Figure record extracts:

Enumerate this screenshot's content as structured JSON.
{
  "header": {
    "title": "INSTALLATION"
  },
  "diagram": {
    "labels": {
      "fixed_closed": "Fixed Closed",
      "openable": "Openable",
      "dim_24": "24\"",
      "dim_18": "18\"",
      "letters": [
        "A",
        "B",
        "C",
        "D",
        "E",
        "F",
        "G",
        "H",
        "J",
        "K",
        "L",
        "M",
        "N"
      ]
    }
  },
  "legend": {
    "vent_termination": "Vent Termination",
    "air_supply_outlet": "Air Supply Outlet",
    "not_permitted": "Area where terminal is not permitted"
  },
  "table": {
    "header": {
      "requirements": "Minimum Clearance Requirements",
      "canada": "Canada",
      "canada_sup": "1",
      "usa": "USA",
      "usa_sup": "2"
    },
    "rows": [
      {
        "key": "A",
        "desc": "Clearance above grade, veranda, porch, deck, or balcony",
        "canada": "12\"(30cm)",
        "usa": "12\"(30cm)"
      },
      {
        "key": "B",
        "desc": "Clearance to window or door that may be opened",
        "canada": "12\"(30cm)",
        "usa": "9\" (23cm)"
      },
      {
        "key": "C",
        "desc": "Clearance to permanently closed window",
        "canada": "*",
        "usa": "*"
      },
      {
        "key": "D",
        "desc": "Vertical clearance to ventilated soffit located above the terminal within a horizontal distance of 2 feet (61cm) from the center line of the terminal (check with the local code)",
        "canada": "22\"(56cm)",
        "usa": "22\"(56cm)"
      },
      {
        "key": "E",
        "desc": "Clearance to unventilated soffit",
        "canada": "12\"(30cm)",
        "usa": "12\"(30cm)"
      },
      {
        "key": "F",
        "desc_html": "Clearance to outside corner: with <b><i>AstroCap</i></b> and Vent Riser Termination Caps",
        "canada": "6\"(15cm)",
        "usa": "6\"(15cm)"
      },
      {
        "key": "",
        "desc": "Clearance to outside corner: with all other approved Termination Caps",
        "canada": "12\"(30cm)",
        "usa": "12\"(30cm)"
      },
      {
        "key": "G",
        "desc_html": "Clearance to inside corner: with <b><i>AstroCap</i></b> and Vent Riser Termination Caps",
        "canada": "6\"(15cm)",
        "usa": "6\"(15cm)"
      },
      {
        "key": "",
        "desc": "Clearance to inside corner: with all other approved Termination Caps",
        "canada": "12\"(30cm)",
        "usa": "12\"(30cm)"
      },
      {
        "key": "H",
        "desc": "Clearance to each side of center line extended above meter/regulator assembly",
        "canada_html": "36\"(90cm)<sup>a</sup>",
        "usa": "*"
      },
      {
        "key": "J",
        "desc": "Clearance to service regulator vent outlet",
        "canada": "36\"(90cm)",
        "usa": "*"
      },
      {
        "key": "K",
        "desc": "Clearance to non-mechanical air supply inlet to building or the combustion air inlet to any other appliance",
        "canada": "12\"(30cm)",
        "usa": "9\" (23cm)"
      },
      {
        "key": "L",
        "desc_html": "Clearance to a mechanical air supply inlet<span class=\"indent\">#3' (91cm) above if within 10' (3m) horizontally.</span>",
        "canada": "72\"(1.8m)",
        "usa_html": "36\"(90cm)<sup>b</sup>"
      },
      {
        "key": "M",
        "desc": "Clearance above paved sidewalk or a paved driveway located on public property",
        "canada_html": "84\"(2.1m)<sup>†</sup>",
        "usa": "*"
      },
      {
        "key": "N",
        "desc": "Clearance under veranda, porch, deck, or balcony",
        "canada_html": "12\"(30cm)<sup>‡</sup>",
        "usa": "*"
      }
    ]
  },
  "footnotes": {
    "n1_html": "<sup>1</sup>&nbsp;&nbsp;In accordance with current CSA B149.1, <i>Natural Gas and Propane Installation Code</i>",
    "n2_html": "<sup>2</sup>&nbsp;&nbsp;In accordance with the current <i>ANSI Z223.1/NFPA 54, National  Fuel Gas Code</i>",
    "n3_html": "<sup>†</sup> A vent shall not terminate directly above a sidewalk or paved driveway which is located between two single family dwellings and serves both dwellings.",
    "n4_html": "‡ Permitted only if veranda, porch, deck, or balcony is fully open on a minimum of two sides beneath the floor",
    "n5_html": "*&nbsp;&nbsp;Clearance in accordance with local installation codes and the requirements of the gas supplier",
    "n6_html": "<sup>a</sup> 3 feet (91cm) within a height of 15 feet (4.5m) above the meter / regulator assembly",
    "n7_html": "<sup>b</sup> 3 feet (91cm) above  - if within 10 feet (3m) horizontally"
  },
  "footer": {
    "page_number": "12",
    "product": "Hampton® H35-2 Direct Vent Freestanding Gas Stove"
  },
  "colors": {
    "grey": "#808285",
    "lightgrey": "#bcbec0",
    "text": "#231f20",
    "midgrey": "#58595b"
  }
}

• _EXERCISE GOAL_:
List the lines of the records where "paved" occurs.

• _TASK RESPONSE_:
        "desc": "Clearance above paved sidewalk or a paved driveway located on public property",
    "n3_html": "<sup>†</sup> A vent shall not terminate directly above a sidewalk or paved driveway which is located between two single family dwellings and serves both dwellings.",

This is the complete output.